Given instruction.
Do not carry the pictures over; copy every other part of the entries exactly.

Extracted material.
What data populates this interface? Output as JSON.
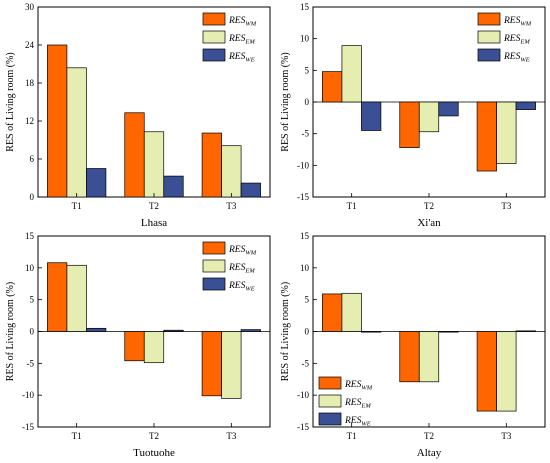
{
  "chart_data": [
    {
      "type": "bar",
      "title": "",
      "xlabel": "Lhasa",
      "ylabel": "RES of Living room (%)",
      "ylim": [
        0,
        30
      ],
      "yticks": [
        0,
        6,
        12,
        18,
        24,
        30
      ],
      "categories": [
        "T1",
        "T2",
        "T3"
      ],
      "legend_position": "top-right",
      "series": [
        {
          "name": "RES",
          "subscript": "WM",
          "color": "#ff6600",
          "values": [
            24.0,
            13.3,
            10.1
          ]
        },
        {
          "name": "RES",
          "subscript": "EM",
          "color": "#e5eeb0",
          "values": [
            20.4,
            10.3,
            8.1
          ]
        },
        {
          "name": "RES",
          "subscript": "WE",
          "color": "#3a4f94",
          "values": [
            4.5,
            3.3,
            2.2
          ]
        }
      ]
    },
    {
      "type": "bar",
      "title": "",
      "xlabel": "Xi'an",
      "ylabel": "RES of Living room (%)",
      "ylim": [
        -15,
        15
      ],
      "yticks": [
        -15,
        -10,
        -5,
        0,
        5,
        10,
        15
      ],
      "categories": [
        "T1",
        "T2",
        "T3"
      ],
      "legend_position": "top-right",
      "series": [
        {
          "name": "RES",
          "subscript": "WM",
          "color": "#ff6600",
          "values": [
            4.8,
            -7.2,
            -10.9
          ]
        },
        {
          "name": "RES",
          "subscript": "EM",
          "color": "#e5eeb0",
          "values": [
            8.9,
            -4.7,
            -9.7
          ]
        },
        {
          "name": "RES",
          "subscript": "WE",
          "color": "#3a4f94",
          "values": [
            -4.5,
            -2.2,
            -1.2
          ]
        }
      ]
    },
    {
      "type": "bar",
      "title": "",
      "xlabel": "Tuotuohe",
      "ylabel": "RES of Living room (%)",
      "ylim": [
        -15,
        15
      ],
      "yticks": [
        -15,
        -10,
        -5,
        0,
        5,
        10,
        15
      ],
      "categories": [
        "T1",
        "T2",
        "T3"
      ],
      "legend_position": "top-right",
      "series": [
        {
          "name": "RES",
          "subscript": "WM",
          "color": "#ff6600",
          "values": [
            10.8,
            -4.6,
            -10.1
          ]
        },
        {
          "name": "RES",
          "subscript": "EM",
          "color": "#e5eeb0",
          "values": [
            10.4,
            -4.9,
            -10.5
          ]
        },
        {
          "name": "RES",
          "subscript": "WE",
          "color": "#3a4f94",
          "values": [
            0.5,
            0.2,
            0.3
          ]
        }
      ]
    },
    {
      "type": "bar",
      "title": "",
      "xlabel": "Altay",
      "ylabel": "RES of Living room (%)",
      "ylim": [
        -15,
        15
      ],
      "yticks": [
        -15,
        -10,
        -5,
        0,
        5,
        10,
        15
      ],
      "categories": [
        "T1",
        "T2",
        "T3"
      ],
      "legend_position": "bottom-left",
      "series": [
        {
          "name": "RES",
          "subscript": "WM",
          "color": "#ff6600",
          "values": [
            5.9,
            -7.9,
            -12.5
          ]
        },
        {
          "name": "RES",
          "subscript": "EM",
          "color": "#e5eeb0",
          "values": [
            6.0,
            -7.9,
            -12.5
          ]
        },
        {
          "name": "RES",
          "subscript": "WE",
          "color": "#3a4f94",
          "values": [
            -0.1,
            -0.1,
            0.1
          ]
        }
      ]
    }
  ]
}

Answer to this problem.
What data populates this interface? Output as JSON.
{
  "chart_data": [
    {
      "type": "bar",
      "title": "",
      "xlabel": "Lhasa",
      "ylabel": "RES of Living room (%)",
      "ylim": [
        0,
        30
      ],
      "yticks": [
        0,
        6,
        12,
        18,
        24,
        30
      ],
      "categories": [
        "T1",
        "T2",
        "T3"
      ],
      "legend_position": "top-right",
      "series": [
        {
          "name": "RES",
          "subscript": "WM",
          "color": "#ff6600",
          "values": [
            24.0,
            13.3,
            10.1
          ]
        },
        {
          "name": "RES",
          "subscript": "EM",
          "color": "#e5eeb0",
          "values": [
            20.4,
            10.3,
            8.1
          ]
        },
        {
          "name": "RES",
          "subscript": "WE",
          "color": "#3a4f94",
          "values": [
            4.5,
            3.3,
            2.2
          ]
        }
      ]
    },
    {
      "type": "bar",
      "title": "",
      "xlabel": "Xi'an",
      "ylabel": "RES of Living room (%)",
      "ylim": [
        -15,
        15
      ],
      "yticks": [
        -15,
        -10,
        -5,
        0,
        5,
        10,
        15
      ],
      "categories": [
        "T1",
        "T2",
        "T3"
      ],
      "legend_position": "top-right",
      "series": [
        {
          "name": "RES",
          "subscript": "WM",
          "color": "#ff6600",
          "values": [
            4.8,
            -7.2,
            -10.9
          ]
        },
        {
          "name": "RES",
          "subscript": "EM",
          "color": "#e5eeb0",
          "values": [
            8.9,
            -4.7,
            -9.7
          ]
        },
        {
          "name": "RES",
          "subscript": "WE",
          "color": "#3a4f94",
          "values": [
            -4.5,
            -2.2,
            -1.2
          ]
        }
      ]
    },
    {
      "type": "bar",
      "title": "",
      "xlabel": "Tuotuohe",
      "ylabel": "RES of Living room (%)",
      "ylim": [
        -15,
        15
      ],
      "yticks": [
        -15,
        -10,
        -5,
        0,
        5,
        10,
        15
      ],
      "categories": [
        "T1",
        "T2",
        "T3"
      ],
      "legend_position": "top-right",
      "series": [
        {
          "name": "RES",
          "subscript": "WM",
          "color": "#ff6600",
          "values": [
            10.8,
            -4.6,
            -10.1
          ]
        },
        {
          "name": "RES",
          "subscript": "EM",
          "color": "#e5eeb0",
          "values": [
            10.4,
            -4.9,
            -10.5
          ]
        },
        {
          "name": "RES",
          "subscript": "WE",
          "color": "#3a4f94",
          "values": [
            0.5,
            0.2,
            0.3
          ]
        }
      ]
    },
    {
      "type": "bar",
      "title": "",
      "xlabel": "Altay",
      "ylabel": "RES of Living room (%)",
      "ylim": [
        -15,
        15
      ],
      "yticks": [
        -15,
        -10,
        -5,
        0,
        5,
        10,
        15
      ],
      "categories": [
        "T1",
        "T2",
        "T3"
      ],
      "legend_position": "bottom-left",
      "series": [
        {
          "name": "RES",
          "subscript": "WM",
          "color": "#ff6600",
          "values": [
            5.9,
            -7.9,
            -12.5
          ]
        },
        {
          "name": "RES",
          "subscript": "EM",
          "color": "#e5eeb0",
          "values": [
            6.0,
            -7.9,
            -12.5
          ]
        },
        {
          "name": "RES",
          "subscript": "WE",
          "color": "#3a4f94",
          "values": [
            -0.1,
            -0.1,
            0.1
          ]
        }
      ]
    }
  ]
}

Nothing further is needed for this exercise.